_DIRECTION_
Return all lines in the material below that contain "database".

_AVAILABLE RECORDS_

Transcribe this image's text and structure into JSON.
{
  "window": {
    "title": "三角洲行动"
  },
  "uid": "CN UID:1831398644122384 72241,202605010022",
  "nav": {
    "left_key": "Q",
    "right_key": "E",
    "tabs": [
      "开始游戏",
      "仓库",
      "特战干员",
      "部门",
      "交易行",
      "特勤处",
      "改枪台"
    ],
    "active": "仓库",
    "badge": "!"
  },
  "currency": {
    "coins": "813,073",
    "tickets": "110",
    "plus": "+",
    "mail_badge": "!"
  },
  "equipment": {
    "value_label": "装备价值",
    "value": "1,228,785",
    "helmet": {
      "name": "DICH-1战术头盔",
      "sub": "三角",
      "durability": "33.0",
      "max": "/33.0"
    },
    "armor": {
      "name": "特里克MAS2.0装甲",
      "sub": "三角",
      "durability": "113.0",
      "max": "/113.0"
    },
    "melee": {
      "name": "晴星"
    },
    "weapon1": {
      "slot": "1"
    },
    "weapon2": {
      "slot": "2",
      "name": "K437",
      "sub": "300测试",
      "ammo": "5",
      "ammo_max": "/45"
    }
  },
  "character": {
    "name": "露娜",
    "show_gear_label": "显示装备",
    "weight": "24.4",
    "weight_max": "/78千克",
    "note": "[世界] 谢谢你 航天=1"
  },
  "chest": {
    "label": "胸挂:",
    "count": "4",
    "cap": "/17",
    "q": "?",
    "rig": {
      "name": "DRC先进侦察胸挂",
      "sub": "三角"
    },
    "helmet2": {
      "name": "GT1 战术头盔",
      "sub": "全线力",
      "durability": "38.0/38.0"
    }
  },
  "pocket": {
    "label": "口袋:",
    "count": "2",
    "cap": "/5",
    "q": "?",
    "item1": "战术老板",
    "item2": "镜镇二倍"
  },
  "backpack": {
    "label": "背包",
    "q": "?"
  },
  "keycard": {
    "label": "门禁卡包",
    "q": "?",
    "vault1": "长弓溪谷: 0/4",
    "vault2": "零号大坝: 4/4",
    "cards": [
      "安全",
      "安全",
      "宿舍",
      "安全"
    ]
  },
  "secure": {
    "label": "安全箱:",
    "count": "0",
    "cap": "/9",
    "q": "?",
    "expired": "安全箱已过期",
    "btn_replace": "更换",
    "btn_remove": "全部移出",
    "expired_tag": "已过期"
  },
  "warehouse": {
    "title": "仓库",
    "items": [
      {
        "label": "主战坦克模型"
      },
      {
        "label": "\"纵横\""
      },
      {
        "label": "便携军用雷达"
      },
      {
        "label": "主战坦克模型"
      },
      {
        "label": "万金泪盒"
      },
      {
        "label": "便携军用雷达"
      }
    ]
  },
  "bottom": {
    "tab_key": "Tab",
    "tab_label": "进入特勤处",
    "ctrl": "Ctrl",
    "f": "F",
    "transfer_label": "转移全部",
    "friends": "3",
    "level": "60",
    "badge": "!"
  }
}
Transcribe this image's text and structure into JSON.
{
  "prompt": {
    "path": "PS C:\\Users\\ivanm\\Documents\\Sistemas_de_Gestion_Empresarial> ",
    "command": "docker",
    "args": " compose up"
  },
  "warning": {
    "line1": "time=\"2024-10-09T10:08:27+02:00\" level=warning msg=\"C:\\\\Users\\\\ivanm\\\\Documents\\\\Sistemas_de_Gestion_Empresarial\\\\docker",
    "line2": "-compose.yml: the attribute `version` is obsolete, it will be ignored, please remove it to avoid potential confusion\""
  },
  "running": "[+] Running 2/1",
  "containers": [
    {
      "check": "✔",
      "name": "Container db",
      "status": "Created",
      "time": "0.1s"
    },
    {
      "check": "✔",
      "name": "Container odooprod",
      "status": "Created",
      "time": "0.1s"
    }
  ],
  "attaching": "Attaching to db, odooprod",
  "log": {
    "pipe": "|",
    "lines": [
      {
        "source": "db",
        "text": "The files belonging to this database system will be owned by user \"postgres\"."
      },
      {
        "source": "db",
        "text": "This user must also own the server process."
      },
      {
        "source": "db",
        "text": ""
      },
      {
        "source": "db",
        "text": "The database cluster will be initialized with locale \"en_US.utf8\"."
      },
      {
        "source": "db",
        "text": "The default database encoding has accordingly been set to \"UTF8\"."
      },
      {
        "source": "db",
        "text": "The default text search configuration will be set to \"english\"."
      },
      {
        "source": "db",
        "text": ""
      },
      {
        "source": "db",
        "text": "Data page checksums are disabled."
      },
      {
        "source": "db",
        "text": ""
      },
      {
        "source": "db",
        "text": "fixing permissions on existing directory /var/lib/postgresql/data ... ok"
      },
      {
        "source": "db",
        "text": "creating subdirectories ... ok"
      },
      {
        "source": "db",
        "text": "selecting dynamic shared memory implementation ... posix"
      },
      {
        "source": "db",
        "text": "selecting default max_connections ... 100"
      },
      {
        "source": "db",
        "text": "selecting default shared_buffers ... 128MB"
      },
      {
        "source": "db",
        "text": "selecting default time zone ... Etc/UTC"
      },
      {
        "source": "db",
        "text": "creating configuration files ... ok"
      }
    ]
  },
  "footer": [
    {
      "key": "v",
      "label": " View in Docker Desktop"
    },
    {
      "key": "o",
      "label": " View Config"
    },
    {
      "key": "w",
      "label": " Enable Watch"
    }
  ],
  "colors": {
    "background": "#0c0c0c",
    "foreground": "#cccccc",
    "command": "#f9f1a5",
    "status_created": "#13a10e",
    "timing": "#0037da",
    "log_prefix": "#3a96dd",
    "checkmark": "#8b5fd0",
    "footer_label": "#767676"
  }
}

_TASK SOLUTION_
        "text": "The files belonging to this database system will be owned by user \"postgres\"."
        "text": "The database cluster will be initialized with locale \"en_US.utf8\"."
        "text": "The default database encoding has accordingly been set to \"UTF8\"."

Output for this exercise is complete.